*Exercise task*.
Below are some records; reproduce every one of them exactly.

*Provided data*.
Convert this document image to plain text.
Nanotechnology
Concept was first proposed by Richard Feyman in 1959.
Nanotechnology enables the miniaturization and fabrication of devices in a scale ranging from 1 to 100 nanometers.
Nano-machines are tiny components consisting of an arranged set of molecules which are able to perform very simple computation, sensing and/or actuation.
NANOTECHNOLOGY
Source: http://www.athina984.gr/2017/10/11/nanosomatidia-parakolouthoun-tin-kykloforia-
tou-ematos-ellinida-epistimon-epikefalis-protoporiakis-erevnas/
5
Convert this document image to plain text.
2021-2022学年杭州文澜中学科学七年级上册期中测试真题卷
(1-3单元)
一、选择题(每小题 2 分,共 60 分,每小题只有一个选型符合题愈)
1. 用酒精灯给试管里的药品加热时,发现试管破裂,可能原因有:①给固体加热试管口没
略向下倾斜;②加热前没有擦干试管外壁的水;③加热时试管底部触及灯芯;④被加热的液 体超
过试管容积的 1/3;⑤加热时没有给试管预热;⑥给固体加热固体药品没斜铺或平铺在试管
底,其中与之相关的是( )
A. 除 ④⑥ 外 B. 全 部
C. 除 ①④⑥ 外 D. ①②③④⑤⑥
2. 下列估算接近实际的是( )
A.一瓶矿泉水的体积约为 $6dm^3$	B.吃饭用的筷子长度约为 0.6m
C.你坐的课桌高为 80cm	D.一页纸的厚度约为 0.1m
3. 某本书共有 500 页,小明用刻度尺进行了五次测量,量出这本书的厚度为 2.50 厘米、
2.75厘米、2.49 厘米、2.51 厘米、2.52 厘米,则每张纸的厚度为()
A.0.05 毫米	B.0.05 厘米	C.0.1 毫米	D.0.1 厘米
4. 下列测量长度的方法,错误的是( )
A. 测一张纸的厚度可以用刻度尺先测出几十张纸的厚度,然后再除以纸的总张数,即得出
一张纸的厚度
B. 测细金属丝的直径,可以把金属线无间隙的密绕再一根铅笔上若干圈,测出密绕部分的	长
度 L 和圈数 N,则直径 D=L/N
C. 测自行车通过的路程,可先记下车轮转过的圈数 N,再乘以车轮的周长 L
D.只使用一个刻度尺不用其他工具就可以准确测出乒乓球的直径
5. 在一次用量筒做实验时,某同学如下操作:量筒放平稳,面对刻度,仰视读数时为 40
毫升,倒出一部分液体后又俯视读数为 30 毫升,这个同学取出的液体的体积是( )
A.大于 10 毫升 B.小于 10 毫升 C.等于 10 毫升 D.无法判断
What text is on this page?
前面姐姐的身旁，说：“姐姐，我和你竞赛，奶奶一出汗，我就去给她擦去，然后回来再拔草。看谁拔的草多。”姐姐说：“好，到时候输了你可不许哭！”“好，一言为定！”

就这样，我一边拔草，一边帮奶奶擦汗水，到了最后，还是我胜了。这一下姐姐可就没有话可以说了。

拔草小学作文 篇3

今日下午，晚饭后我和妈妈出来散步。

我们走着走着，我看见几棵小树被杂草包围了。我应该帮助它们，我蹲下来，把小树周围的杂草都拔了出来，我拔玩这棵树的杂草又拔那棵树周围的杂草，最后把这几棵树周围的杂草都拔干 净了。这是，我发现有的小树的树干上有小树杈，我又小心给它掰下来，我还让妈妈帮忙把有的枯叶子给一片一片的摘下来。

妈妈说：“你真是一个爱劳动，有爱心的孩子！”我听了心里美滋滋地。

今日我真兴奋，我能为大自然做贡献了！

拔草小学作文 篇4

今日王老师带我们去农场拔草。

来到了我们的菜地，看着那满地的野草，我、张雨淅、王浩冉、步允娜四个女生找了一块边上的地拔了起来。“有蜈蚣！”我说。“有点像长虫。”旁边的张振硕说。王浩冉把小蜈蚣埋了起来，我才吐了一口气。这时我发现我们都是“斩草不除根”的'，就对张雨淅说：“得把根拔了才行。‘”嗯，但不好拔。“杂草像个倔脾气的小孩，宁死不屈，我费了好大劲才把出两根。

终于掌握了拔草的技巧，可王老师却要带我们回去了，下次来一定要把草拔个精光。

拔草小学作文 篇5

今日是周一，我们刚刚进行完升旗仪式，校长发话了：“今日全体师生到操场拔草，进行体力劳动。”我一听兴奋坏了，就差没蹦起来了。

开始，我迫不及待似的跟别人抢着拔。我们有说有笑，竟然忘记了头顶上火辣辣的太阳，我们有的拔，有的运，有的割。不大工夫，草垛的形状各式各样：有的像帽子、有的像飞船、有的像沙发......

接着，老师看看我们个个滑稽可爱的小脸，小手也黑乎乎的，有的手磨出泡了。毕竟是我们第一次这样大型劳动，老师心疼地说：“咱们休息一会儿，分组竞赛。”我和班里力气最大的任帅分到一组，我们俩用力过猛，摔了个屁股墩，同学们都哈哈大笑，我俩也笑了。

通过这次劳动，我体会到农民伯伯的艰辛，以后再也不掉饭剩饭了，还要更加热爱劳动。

*The result*.
Convert this document image to plain text.
Nanotechnology
Concept was first proposed by Richard Feyman in 1959.
Nanotechnology enables the miniaturization and fabrication of devices in a scale ranging from 1 to 100 nanometers.
Nano-machines are tiny components consisting of an arranged set of molecules which are able to perform very simple computation, sensing and/or actuation.
NANOTECHNOLOGY
Source: http://www.athina984.gr/2017/10/11/nanosomatidia-parakolouthoun-tin-kykloforia-
tou-ematos-ellinida-epistimon-epikefalis-protoporiakis-erevnas/
5
Convert this document image to plain text.
2021-2022学年杭州文澜中学科学七年级上册期中测试真题卷
(1-3单元)
一、选择题(每小题 2 分,共 60 分,每小题只有一个选型符合题愈)
1. 用酒精灯给试管里的药品加热时,发现试管破裂,可能原因有:①给固体加热试管口没
略向下倾斜;②加热前没有擦干试管外壁的水;③加热时试管底部触及灯芯;④被加热的液 体超
过试管容积的 1/3;⑤加热时没有给试管预热;⑥给固体加热固体药品没斜铺或平铺在试管
底,其中与之相关的是( )
A. 除 ④⑥ 外 B. 全 部
C. 除 ①④⑥ 外 D. ①②③④⑤⑥
2. 下列估算接近实际的是( )
A.一瓶矿泉水的体积约为 $6dm^3$	B.吃饭用的筷子长度约为 0.6m
C.你坐的课桌高为 80cm	D.一页纸的厚度约为 0.1m
3. 某本书共有 500 页,小明用刻度尺进行了五次测量,量出这本书的厚度为 2.50 厘米、
2.75厘米、2.49 厘米、2.51 厘米、2.52 厘米,则每张纸的厚度为()
A.0.05 毫米	B.0.05 厘米	C.0.1 毫米	D.0.1 厘米
4. 下列测量长度的方法,错误的是( )
A. 测一张纸的厚度可以用刻度尺先测出几十张纸的厚度,然后再除以纸的总张数,即得出
一张纸的厚度
B. 测细金属丝的直径,可以把金属线无间隙的密绕再一根铅笔上若干圈,测出密绕部分的	长
度 L 和圈数 N,则直径 D=L/N
C. 测自行车通过的路程,可先记下车轮转过的圈数 N,再乘以车轮的周长 L
D.只使用一个刻度尺不用其他工具就可以准确测出乒乓球的直径
5. 在一次用量筒做实验时,某同学如下操作:量筒放平稳,面对刻度,仰视读数时为 40
毫升,倒出一部分液体后又俯视读数为 30 毫升,这个同学取出的液体的体积是( )
A.大于 10 毫升 B.小于 10 毫升 C.等于 10 毫升 D.无法判断
What text is on this page?
前面姐姐的身旁，说：“姐姐，我和你竞赛，奶奶一出汗，我就去给她擦去，然后回来再拔草。看谁拔的草多。”姐姐说：“好，到时候输了你可不许哭！”“好，一言为定！”

就这样，我一边拔草，一边帮奶奶擦汗水，到了最后，还是我胜了。这一下姐姐可就没有话可以说了。

拔草小学作文 篇3

今日下午，晚饭后我和妈妈出来散步。

我们走着走着，我看见几棵小树被杂草包围了。我应该帮助它们，我蹲下来，把小树周围的杂草都拔了出来，我拔玩这棵树的杂草又拔那棵树周围的杂草，最后把这几棵树周围的杂草都拔干 净了。这是，我发现有的小树的树干上有小树杈，我又小心给它掰下来，我还让妈妈帮忙把有的枯叶子给一片一片的摘下来。

妈妈说：“你真是一个爱劳动，有爱心的孩子！”我听了心里美滋滋地。

今日我真兴奋，我能为大自然做贡献了！

拔草小学作文 篇4

今日王老师带我们去农场拔草。

来到了我们的菜地，看着那满地的野草，我、张雨淅、王浩冉、步允娜四个女生找了一块边上的地拔了起来。“有蜈蚣！”我说。“有点像长虫。”旁边的张振硕说。王浩冉把小蜈蚣埋了起来，我才吐了一口气。这时我发现我们都是“斩草不除根”的'，就对张雨淅说：“得把根拔了才行。‘”嗯，但不好拔。“杂草像个倔脾气的小孩，宁死不屈，我费了好大劲才把出两根。

终于掌握了拔草的技巧，可王老师却要带我们回去了，下次来一定要把草拔个精光。

拔草小学作文 篇5

今日是周一，我们刚刚进行完升旗仪式，校长发话了：“今日全体师生到操场拔草，进行体力劳动。”我一听兴奋坏了，就差没蹦起来了。

开始，我迫不及待似的跟别人抢着拔。我们有说有笑，竟然忘记了头顶上火辣辣的太阳，我们有的拔，有的运，有的割。不大工夫，草垛的形状各式各样：有的像帽子、有的像飞船、有的像沙发......

接着，老师看看我们个个滑稽可爱的小脸，小手也黑乎乎的，有的手磨出泡了。毕竟是我们第一次这样大型劳动，老师心疼地说：“咱们休息一会儿，分组竞赛。”我和班里力气最大的任帅分到一组，我们俩用力过猛，摔了个屁股墩，同学们都哈哈大笑，我俩也笑了。

通过这次劳动，我体会到农民伯伯的艰辛，以后再也不掉饭剩饭了，还要更加热爱劳动。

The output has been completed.